[STATED GOAL]: Say the number of lines containing the string "name", and say nothing else.

[Begin]

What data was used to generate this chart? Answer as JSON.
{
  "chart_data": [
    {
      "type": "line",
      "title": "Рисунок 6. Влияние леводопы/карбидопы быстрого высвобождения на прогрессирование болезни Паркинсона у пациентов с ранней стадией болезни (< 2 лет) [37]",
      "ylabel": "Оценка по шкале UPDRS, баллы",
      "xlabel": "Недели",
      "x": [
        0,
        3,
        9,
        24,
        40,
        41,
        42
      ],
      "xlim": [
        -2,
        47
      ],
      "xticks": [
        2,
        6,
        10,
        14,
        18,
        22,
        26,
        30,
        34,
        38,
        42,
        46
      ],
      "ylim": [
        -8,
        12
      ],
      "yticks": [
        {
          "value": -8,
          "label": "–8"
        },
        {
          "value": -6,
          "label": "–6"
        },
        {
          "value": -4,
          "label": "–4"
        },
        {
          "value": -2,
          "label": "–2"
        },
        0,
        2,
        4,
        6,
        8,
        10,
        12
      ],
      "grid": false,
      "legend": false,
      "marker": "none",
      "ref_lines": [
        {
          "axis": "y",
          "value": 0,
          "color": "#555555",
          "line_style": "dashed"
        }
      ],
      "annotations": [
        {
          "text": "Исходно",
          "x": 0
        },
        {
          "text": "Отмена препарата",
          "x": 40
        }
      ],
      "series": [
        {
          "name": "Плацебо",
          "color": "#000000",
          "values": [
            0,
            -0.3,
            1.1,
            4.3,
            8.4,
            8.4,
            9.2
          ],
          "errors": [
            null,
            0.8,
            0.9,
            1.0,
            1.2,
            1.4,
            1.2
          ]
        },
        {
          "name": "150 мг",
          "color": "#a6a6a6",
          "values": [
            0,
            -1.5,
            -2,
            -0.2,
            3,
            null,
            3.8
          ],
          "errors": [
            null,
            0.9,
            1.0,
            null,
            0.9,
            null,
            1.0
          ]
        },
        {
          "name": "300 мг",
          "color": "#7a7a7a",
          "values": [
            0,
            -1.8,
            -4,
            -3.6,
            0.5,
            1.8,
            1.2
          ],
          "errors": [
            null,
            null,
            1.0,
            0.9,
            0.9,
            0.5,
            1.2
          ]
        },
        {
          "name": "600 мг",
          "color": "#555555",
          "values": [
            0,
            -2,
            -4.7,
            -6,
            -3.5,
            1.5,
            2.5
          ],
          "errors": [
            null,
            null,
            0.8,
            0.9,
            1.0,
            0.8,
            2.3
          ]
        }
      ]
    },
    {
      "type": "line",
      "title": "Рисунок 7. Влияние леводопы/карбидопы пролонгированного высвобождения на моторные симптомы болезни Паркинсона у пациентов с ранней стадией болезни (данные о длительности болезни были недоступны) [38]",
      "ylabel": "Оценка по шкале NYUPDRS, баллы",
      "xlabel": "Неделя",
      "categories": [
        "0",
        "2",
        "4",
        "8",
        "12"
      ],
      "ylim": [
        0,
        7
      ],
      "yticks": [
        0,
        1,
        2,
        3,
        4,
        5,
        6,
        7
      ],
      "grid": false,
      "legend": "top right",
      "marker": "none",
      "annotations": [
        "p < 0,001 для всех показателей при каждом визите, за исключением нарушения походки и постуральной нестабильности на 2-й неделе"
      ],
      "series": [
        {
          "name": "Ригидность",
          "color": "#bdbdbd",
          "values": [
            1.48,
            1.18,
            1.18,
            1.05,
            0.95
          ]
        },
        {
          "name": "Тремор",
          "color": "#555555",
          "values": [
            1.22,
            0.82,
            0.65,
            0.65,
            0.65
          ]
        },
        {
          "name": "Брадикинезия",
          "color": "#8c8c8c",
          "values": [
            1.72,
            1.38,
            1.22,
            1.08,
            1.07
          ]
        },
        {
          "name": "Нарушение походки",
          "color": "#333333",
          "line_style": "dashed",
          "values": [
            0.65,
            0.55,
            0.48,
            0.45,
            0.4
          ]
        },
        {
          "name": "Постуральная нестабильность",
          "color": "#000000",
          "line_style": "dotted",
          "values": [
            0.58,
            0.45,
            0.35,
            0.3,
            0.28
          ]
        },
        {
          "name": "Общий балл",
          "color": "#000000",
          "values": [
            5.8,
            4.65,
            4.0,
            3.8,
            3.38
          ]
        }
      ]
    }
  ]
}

[End]

[FULL ANSWER]: 10